* [Request] Tally the lines of the listing that contain the string "ylabel". Give the number and nothing else.
═════ Data provided
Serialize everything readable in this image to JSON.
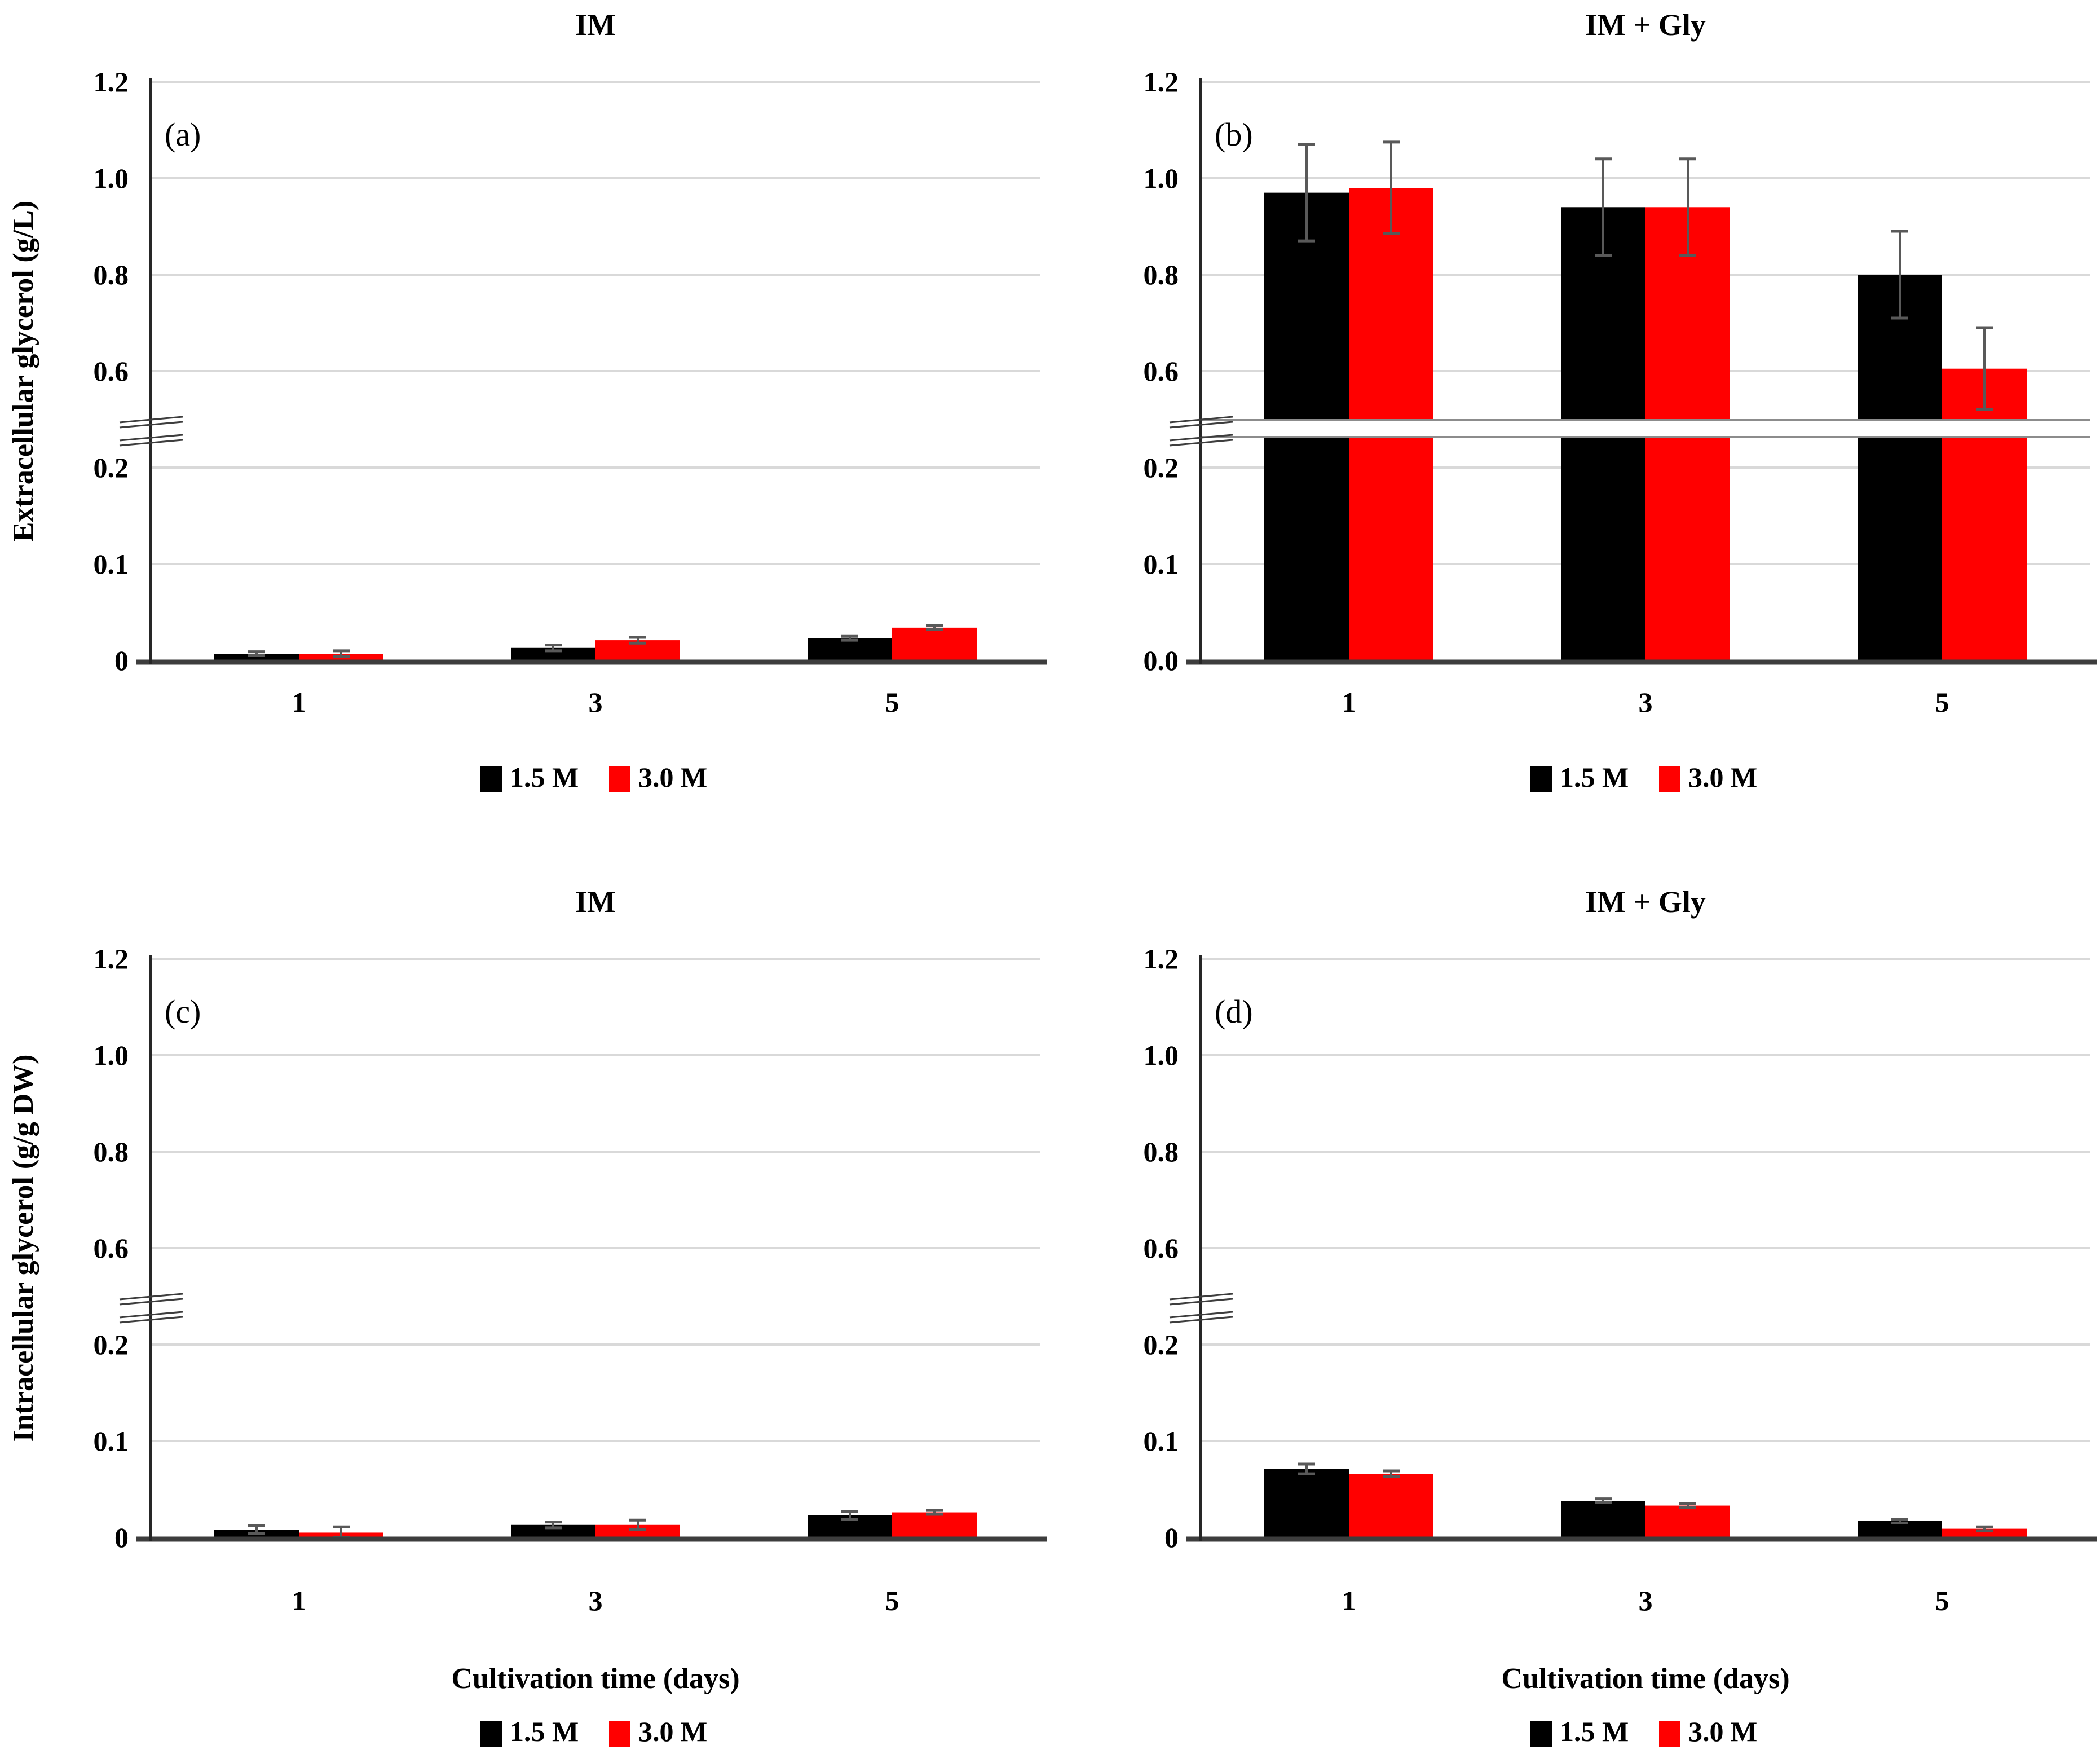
{
  "figure": {
    "background": "#ffffff",
    "colors": {
      "grid": "#d9d9d9",
      "axis": "#262626",
      "baseline": "#3d3d3d",
      "error": "#595959",
      "text": "#000000",
      "band_line": "#8c8c8c",
      "band_fill": "#ffffff"
    },
    "legend": {
      "items": [
        {
          "label": "1.5 M",
          "color": "#000000"
        },
        {
          "label": "3.0 M",
          "color": "#ff0000"
        }
      ]
    }
  },
  "chart_data": [
    {
      "panel": "(a)",
      "type": "bar",
      "title": "IM",
      "ylabel": "Extracellular glycerol (g/L)",
      "xlabel": null,
      "categories": [
        "1",
        "3",
        "5"
      ],
      "series": [
        {
          "name": "1.5 M",
          "color": "#000000",
          "values": [
            0.007,
            0.013,
            0.023
          ],
          "errors": [
            0.002,
            0.003,
            0.002
          ]
        },
        {
          "name": "3.0 M",
          "color": "#ff0000",
          "values": [
            0.007,
            0.021,
            0.034
          ],
          "errors": [
            0.003,
            0.003,
            0.002
          ]
        }
      ],
      "y_ticks_upper": [
        "1.2",
        "1.0",
        "0.8",
        "0.6"
      ],
      "y_ticks_lower": [
        "0.2",
        "0.1"
      ],
      "zero_label": "0",
      "ylim": [
        0,
        1.2
      ],
      "axis_break": {
        "lower_max": 0.23,
        "upper_min": 0.55
      },
      "break_band_across_plot": false,
      "grid": true,
      "legend_position": "bottom"
    },
    {
      "panel": "(b)",
      "type": "bar",
      "title": "IM + Gly",
      "ylabel": null,
      "xlabel": null,
      "categories": [
        "1",
        "3",
        "5"
      ],
      "series": [
        {
          "name": "1.5 M",
          "color": "#000000",
          "values": [
            0.97,
            0.94,
            0.8
          ],
          "errors": [
            0.1,
            0.1,
            0.09
          ]
        },
        {
          "name": "3.0 M",
          "color": "#ff0000",
          "values": [
            0.98,
            0.94,
            0.605
          ],
          "errors": [
            0.095,
            0.1,
            0.085
          ]
        }
      ],
      "y_ticks_upper": [
        "1.2",
        "1.0",
        "0.8",
        "0.6"
      ],
      "y_ticks_lower": [
        "0.2",
        "0.1"
      ],
      "zero_label": "0.0",
      "ylim": [
        0,
        1.2
      ],
      "axis_break": {
        "lower_max": 0.23,
        "upper_min": 0.55
      },
      "break_band_across_plot": true,
      "grid": true,
      "legend_position": "bottom"
    },
    {
      "panel": "(c)",
      "type": "bar",
      "title": "IM",
      "ylabel": "Intracellular glycerol (g/g DW)",
      "xlabel": "Cultivation time (days)",
      "categories": [
        "1",
        "3",
        "5"
      ],
      "series": [
        {
          "name": "1.5 M",
          "color": "#000000",
          "values": [
            0.008,
            0.013,
            0.023
          ],
          "errors": [
            0.004,
            0.003,
            0.004
          ]
        },
        {
          "name": "3.0 M",
          "color": "#ff0000",
          "values": [
            0.005,
            0.013,
            0.026
          ],
          "errors": [
            0.006,
            0.005,
            0.002
          ]
        }
      ],
      "y_ticks_upper": [
        "1.2",
        "1.0",
        "0.8",
        "0.6"
      ],
      "y_ticks_lower": [
        "0.2",
        "0.1"
      ],
      "zero_label": "0",
      "ylim": [
        0,
        1.2
      ],
      "axis_break": {
        "lower_max": 0.23,
        "upper_min": 0.55
      },
      "break_band_across_plot": false,
      "grid": true,
      "legend_position": "bottom"
    },
    {
      "panel": "(d)",
      "type": "bar",
      "title": "IM + Gly",
      "ylabel": null,
      "xlabel": "Cultivation time (days)",
      "categories": [
        "1",
        "3",
        "5"
      ],
      "series": [
        {
          "name": "1.5 M",
          "color": "#000000",
          "values": [
            0.071,
            0.038,
            0.017
          ],
          "errors": [
            0.005,
            0.002,
            0.002
          ]
        },
        {
          "name": "3.0 M",
          "color": "#ff0000",
          "values": [
            0.066,
            0.033,
            0.009
          ],
          "errors": [
            0.003,
            0.002,
            0.002
          ]
        }
      ],
      "y_ticks_upper": [
        "1.2",
        "1.0",
        "0.8",
        "0.6"
      ],
      "y_ticks_lower": [
        "0.2",
        "0.1"
      ],
      "zero_label": "0",
      "ylim": [
        0,
        1.2
      ],
      "axis_break": {
        "lower_max": 0.23,
        "upper_min": 0.55
      },
      "break_band_across_plot": false,
      "grid": true,
      "legend_position": "bottom"
    }
  ]
}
══════════
* [Exercise result] 4